SET EXERCISE: Make an exact transcription of the material, leaving out all images.

[Data entries]
-----

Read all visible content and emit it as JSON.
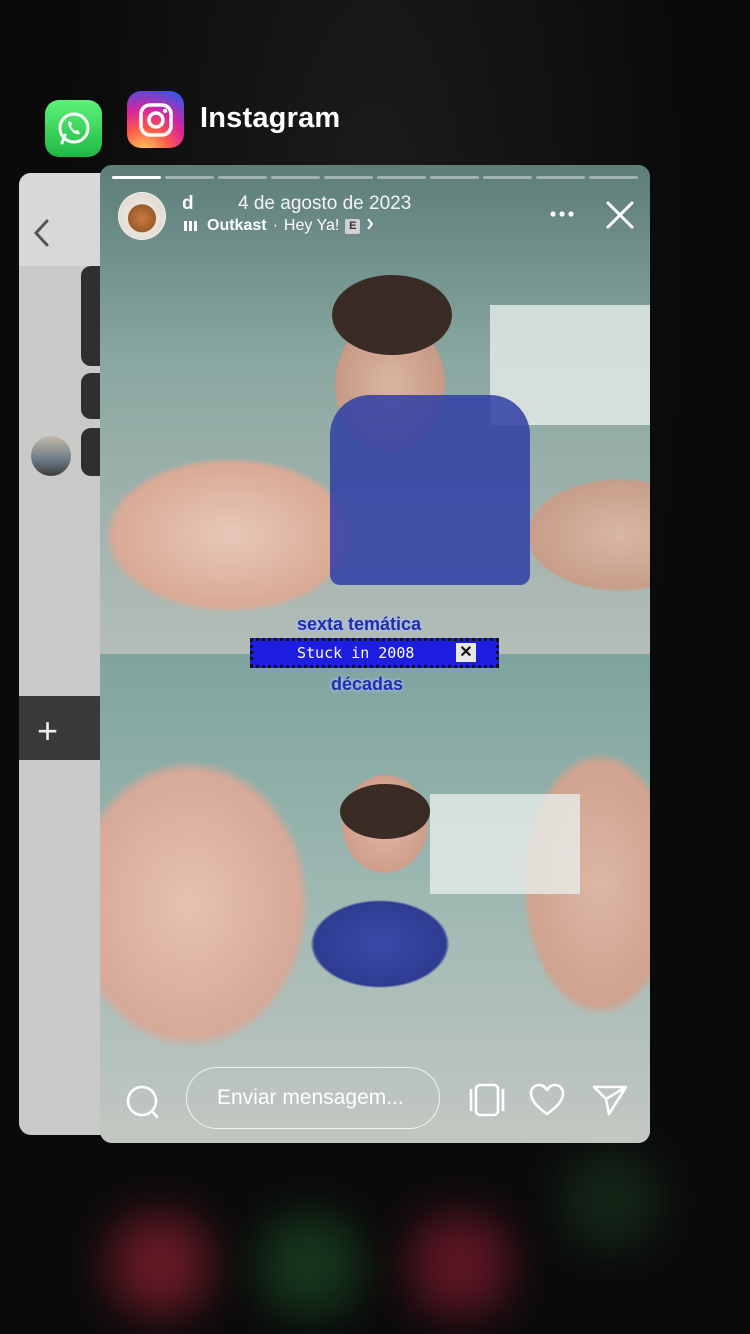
{
  "app_switcher": {
    "whatsapp_icon": "whatsapp-icon",
    "instagram_icon": "instagram-icon",
    "current_app_title": "Instagram"
  },
  "story": {
    "progress_total_segments": 10,
    "progress_current_segment": 1,
    "username": "d",
    "date": "4 de agosto de 2023",
    "music": {
      "artist": "Outkast",
      "separator": "·",
      "song": "Hey Ya!",
      "explicit_badge": "E"
    },
    "stickers": {
      "caption_top": "sexta temática",
      "window_title": "Stuck in 2008",
      "window_close": "✕",
      "caption_bottom": "décadas"
    },
    "reply": {
      "placeholder": "Enviar mensagem..."
    }
  },
  "colors": {
    "sticker_blue": "#1e1ee0",
    "caption_text": "#2a2aa8"
  }
}
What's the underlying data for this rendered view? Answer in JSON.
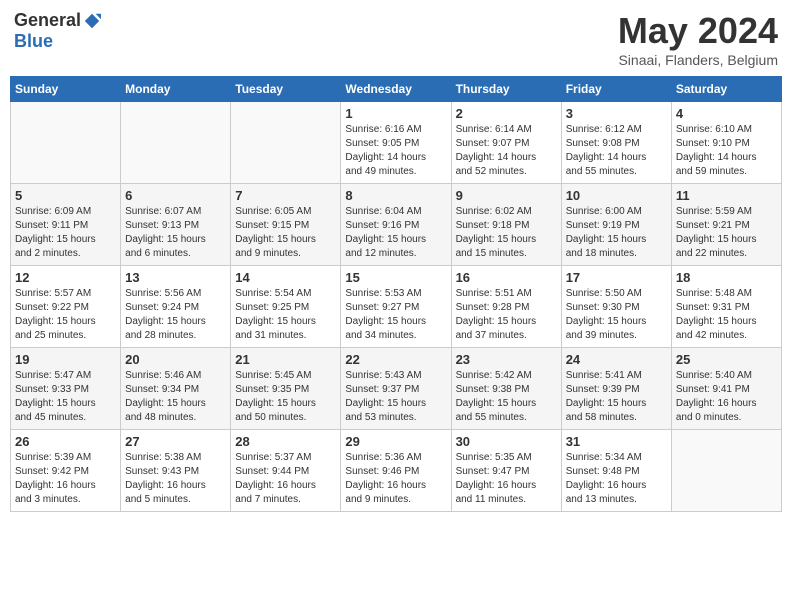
{
  "header": {
    "logo_general": "General",
    "logo_blue": "Blue",
    "month_title": "May 2024",
    "location": "Sinaai, Flanders, Belgium"
  },
  "days_of_week": [
    "Sunday",
    "Monday",
    "Tuesday",
    "Wednesday",
    "Thursday",
    "Friday",
    "Saturday"
  ],
  "weeks": [
    {
      "days": [
        {
          "number": "",
          "info": ""
        },
        {
          "number": "",
          "info": ""
        },
        {
          "number": "",
          "info": ""
        },
        {
          "number": "1",
          "info": "Sunrise: 6:16 AM\nSunset: 9:05 PM\nDaylight: 14 hours\nand 49 minutes."
        },
        {
          "number": "2",
          "info": "Sunrise: 6:14 AM\nSunset: 9:07 PM\nDaylight: 14 hours\nand 52 minutes."
        },
        {
          "number": "3",
          "info": "Sunrise: 6:12 AM\nSunset: 9:08 PM\nDaylight: 14 hours\nand 55 minutes."
        },
        {
          "number": "4",
          "info": "Sunrise: 6:10 AM\nSunset: 9:10 PM\nDaylight: 14 hours\nand 59 minutes."
        }
      ]
    },
    {
      "days": [
        {
          "number": "5",
          "info": "Sunrise: 6:09 AM\nSunset: 9:11 PM\nDaylight: 15 hours\nand 2 minutes."
        },
        {
          "number": "6",
          "info": "Sunrise: 6:07 AM\nSunset: 9:13 PM\nDaylight: 15 hours\nand 6 minutes."
        },
        {
          "number": "7",
          "info": "Sunrise: 6:05 AM\nSunset: 9:15 PM\nDaylight: 15 hours\nand 9 minutes."
        },
        {
          "number": "8",
          "info": "Sunrise: 6:04 AM\nSunset: 9:16 PM\nDaylight: 15 hours\nand 12 minutes."
        },
        {
          "number": "9",
          "info": "Sunrise: 6:02 AM\nSunset: 9:18 PM\nDaylight: 15 hours\nand 15 minutes."
        },
        {
          "number": "10",
          "info": "Sunrise: 6:00 AM\nSunset: 9:19 PM\nDaylight: 15 hours\nand 18 minutes."
        },
        {
          "number": "11",
          "info": "Sunrise: 5:59 AM\nSunset: 9:21 PM\nDaylight: 15 hours\nand 22 minutes."
        }
      ]
    },
    {
      "days": [
        {
          "number": "12",
          "info": "Sunrise: 5:57 AM\nSunset: 9:22 PM\nDaylight: 15 hours\nand 25 minutes."
        },
        {
          "number": "13",
          "info": "Sunrise: 5:56 AM\nSunset: 9:24 PM\nDaylight: 15 hours\nand 28 minutes."
        },
        {
          "number": "14",
          "info": "Sunrise: 5:54 AM\nSunset: 9:25 PM\nDaylight: 15 hours\nand 31 minutes."
        },
        {
          "number": "15",
          "info": "Sunrise: 5:53 AM\nSunset: 9:27 PM\nDaylight: 15 hours\nand 34 minutes."
        },
        {
          "number": "16",
          "info": "Sunrise: 5:51 AM\nSunset: 9:28 PM\nDaylight: 15 hours\nand 37 minutes."
        },
        {
          "number": "17",
          "info": "Sunrise: 5:50 AM\nSunset: 9:30 PM\nDaylight: 15 hours\nand 39 minutes."
        },
        {
          "number": "18",
          "info": "Sunrise: 5:48 AM\nSunset: 9:31 PM\nDaylight: 15 hours\nand 42 minutes."
        }
      ]
    },
    {
      "days": [
        {
          "number": "19",
          "info": "Sunrise: 5:47 AM\nSunset: 9:33 PM\nDaylight: 15 hours\nand 45 minutes."
        },
        {
          "number": "20",
          "info": "Sunrise: 5:46 AM\nSunset: 9:34 PM\nDaylight: 15 hours\nand 48 minutes."
        },
        {
          "number": "21",
          "info": "Sunrise: 5:45 AM\nSunset: 9:35 PM\nDaylight: 15 hours\nand 50 minutes."
        },
        {
          "number": "22",
          "info": "Sunrise: 5:43 AM\nSunset: 9:37 PM\nDaylight: 15 hours\nand 53 minutes."
        },
        {
          "number": "23",
          "info": "Sunrise: 5:42 AM\nSunset: 9:38 PM\nDaylight: 15 hours\nand 55 minutes."
        },
        {
          "number": "24",
          "info": "Sunrise: 5:41 AM\nSunset: 9:39 PM\nDaylight: 15 hours\nand 58 minutes."
        },
        {
          "number": "25",
          "info": "Sunrise: 5:40 AM\nSunset: 9:41 PM\nDaylight: 16 hours\nand 0 minutes."
        }
      ]
    },
    {
      "days": [
        {
          "number": "26",
          "info": "Sunrise: 5:39 AM\nSunset: 9:42 PM\nDaylight: 16 hours\nand 3 minutes."
        },
        {
          "number": "27",
          "info": "Sunrise: 5:38 AM\nSunset: 9:43 PM\nDaylight: 16 hours\nand 5 minutes."
        },
        {
          "number": "28",
          "info": "Sunrise: 5:37 AM\nSunset: 9:44 PM\nDaylight: 16 hours\nand 7 minutes."
        },
        {
          "number": "29",
          "info": "Sunrise: 5:36 AM\nSunset: 9:46 PM\nDaylight: 16 hours\nand 9 minutes."
        },
        {
          "number": "30",
          "info": "Sunrise: 5:35 AM\nSunset: 9:47 PM\nDaylight: 16 hours\nand 11 minutes."
        },
        {
          "number": "31",
          "info": "Sunrise: 5:34 AM\nSunset: 9:48 PM\nDaylight: 16 hours\nand 13 minutes."
        },
        {
          "number": "",
          "info": ""
        }
      ]
    }
  ]
}
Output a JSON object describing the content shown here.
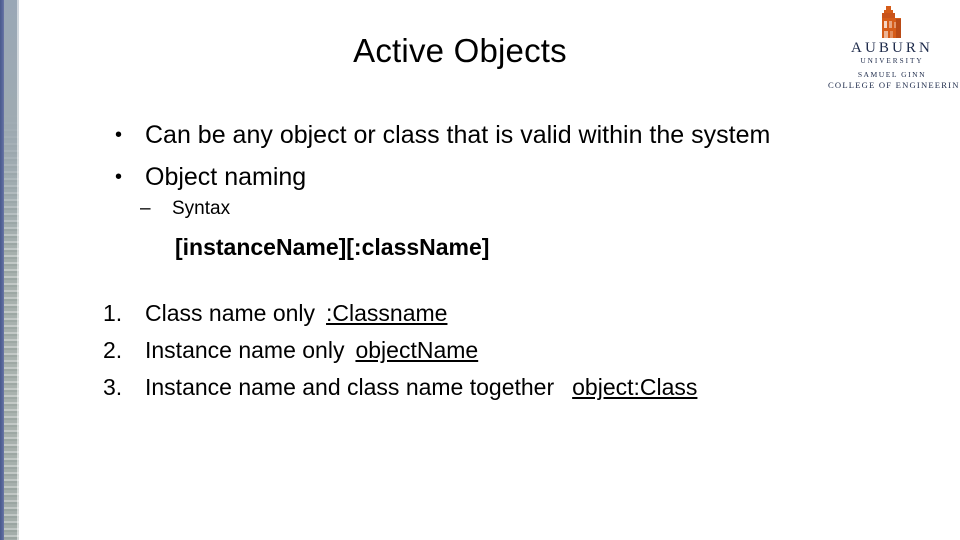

-----

RESULT:
Read all visible content and emit it as JSON.
{
  "app_switcher": {
    "whatsapp_icon": "whatsapp-icon",
    "instagram_icon": "instagram-icon",
    "current_app_title": "Instagram"
  },
  "story": {
    "progress_total_segments": 10,
    "progress_current_segment": 1,
    "username": "d",
    "date": "4 de agosto de 2023",
    "music": {
      "artist": "Outkast",
      "separator": "·",
      "song": "Hey Ya!",
      "explicit_badge": "E"
    },
    "stickers": {
      "caption_top": "sexta temática",
      "window_title": "Stuck in 2008",
      "window_close": "✕",
      "caption_bottom": "décadas"
    },
    "reply": {
      "placeholder": "Enviar mensagem..."
    }
  },
  "colors": {
    "sticker_blue": "#1e1ee0",
    "caption_text": "#2a2aa8"
  }
}
What's the underlying data for this rendered view? Answer in JSON.
{
  "header": {
    "logo_general": "General",
    "logo_blue": "Blue",
    "month_title": "May 2024",
    "location": "Sinaai, Flanders, Belgium"
  },
  "days_of_week": [
    "Sunday",
    "Monday",
    "Tuesday",
    "Wednesday",
    "Thursday",
    "Friday",
    "Saturday"
  ],
  "weeks": [
    {
      "days": [
        {
          "number": "",
          "info": ""
        },
        {
          "number": "",
          "info": ""
        },
        {
          "number": "",
          "info": ""
        },
        {
          "number": "1",
          "info": "Sunrise: 6:16 AM\nSunset: 9:05 PM\nDaylight: 14 hours\nand 49 minutes."
        },
        {
          "number": "2",
          "info": "Sunrise: 6:14 AM\nSunset: 9:07 PM\nDaylight: 14 hours\nand 52 minutes."
        },
        {
          "number": "3",
          "info": "Sunrise: 6:12 AM\nSunset: 9:08 PM\nDaylight: 14 hours\nand 55 minutes."
        },
        {
          "number": "4",
          "info": "Sunrise: 6:10 AM\nSunset: 9:10 PM\nDaylight: 14 hours\nand 59 minutes."
        }
      ]
    },
    {
      "days": [
        {
          "number": "5",
          "info": "Sunrise: 6:09 AM\nSunset: 9:11 PM\nDaylight: 15 hours\nand 2 minutes."
        },
        {
          "number": "6",
          "info": "Sunrise: 6:07 AM\nSunset: 9:13 PM\nDaylight: 15 hours\nand 6 minutes."
        },
        {
          "number": "7",
          "info": "Sunrise: 6:05 AM\nSunset: 9:15 PM\nDaylight: 15 hours\nand 9 minutes."
        },
        {
          "number": "8",
          "info": "Sunrise: 6:04 AM\nSunset: 9:16 PM\nDaylight: 15 hours\nand 12 minutes."
        },
        {
          "number": "9",
          "info": "Sunrise: 6:02 AM\nSunset: 9:18 PM\nDaylight: 15 hours\nand 15 minutes."
        },
        {
          "number": "10",
          "info": "Sunrise: 6:00 AM\nSunset: 9:19 PM\nDaylight: 15 hours\nand 18 minutes."
        },
        {
          "number": "11",
          "info": "Sunrise: 5:59 AM\nSunset: 9:21 PM\nDaylight: 15 hours\nand 22 minutes."
        }
      ]
    },
    {
      "days": [
        {
          "number": "12",
          "info": "Sunrise: 5:57 AM\nSunset: 9:22 PM\nDaylight: 15 hours\nand 25 minutes."
        },
        {
          "number": "13",
          "info": "Sunrise: 5:56 AM\nSunset: 9:24 PM\nDaylight: 15 hours\nand 28 minutes."
        },
        {
          "number": "14",
          "info": "Sunrise: 5:54 AM\nSunset: 9:25 PM\nDaylight: 15 hours\nand 31 minutes."
        },
        {
          "number": "15",
          "info": "Sunrise: 5:53 AM\nSunset: 9:27 PM\nDaylight: 15 hours\nand 34 minutes."
        },
        {
          "number": "16",
          "info": "Sunrise: 5:51 AM\nSunset: 9:28 PM\nDaylight: 15 hours\nand 37 minutes."
        },
        {
          "number": "17",
          "info": "Sunrise: 5:50 AM\nSunset: 9:30 PM\nDaylight: 15 hours\nand 39 minutes."
        },
        {
          "number": "18",
          "info": "Sunrise: 5:48 AM\nSunset: 9:31 PM\nDaylight: 15 hours\nand 42 minutes."
        }
      ]
    },
    {
      "days": [
        {
          "number": "19",
          "info": "Sunrise: 5:47 AM\nSunset: 9:33 PM\nDaylight: 15 hours\nand 45 minutes."
        },
        {
          "number": "20",
          "info": "Sunrise: 5:46 AM\nSunset: 9:34 PM\nDaylight: 15 hours\nand 48 minutes."
        },
        {
          "number": "21",
          "info": "Sunrise: 5:45 AM\nSunset: 9:35 PM\nDaylight: 15 hours\nand 50 minutes."
        },
        {
          "number": "22",
          "info": "Sunrise: 5:43 AM\nSunset: 9:37 PM\nDaylight: 15 hours\nand 53 minutes."
        },
        {
          "number": "23",
          "info": "Sunrise: 5:42 AM\nSunset: 9:38 PM\nDaylight: 15 hours\nand 55 minutes."
        },
        {
          "number": "24",
          "info": "Sunrise: 5:41 AM\nSunset: 9:39 PM\nDaylight: 15 hours\nand 58 minutes."
        },
        {
          "number": "25",
          "info": "Sunrise: 5:40 AM\nSunset: 9:41 PM\nDaylight: 16 hours\nand 0 minutes."
        }
      ]
    },
    {
      "days": [
        {
          "number": "26",
          "info": "Sunrise: 5:39 AM\nSunset: 9:42 PM\nDaylight: 16 hours\nand 3 minutes."
        },
        {
          "number": "27",
          "info": "Sunrise: 5:38 AM\nSunset: 9:43 PM\nDaylight: 16 hours\nand 5 minutes."
        },
        {
          "number": "28",
          "info": "Sunrise: 5:37 AM\nSunset: 9:44 PM\nDaylight: 16 hours\nand 7 minutes."
        },
        {
          "number": "29",
          "info": "Sunrise: 5:36 AM\nSunset: 9:46 PM\nDaylight: 16 hours\nand 9 minutes."
        },
        {
          "number": "30",
          "info": "Sunrise: 5:35 AM\nSunset: 9:47 PM\nDaylight: 16 hours\nand 11 minutes."
        },
        {
          "number": "31",
          "info": "Sunrise: 5:34 AM\nSunset: 9:48 PM\nDaylight: 16 hours\nand 13 minutes."
        },
        {
          "number": "",
          "info": ""
        }
      ]
    }
  ]
}
Output a JSON object describing the content shown here.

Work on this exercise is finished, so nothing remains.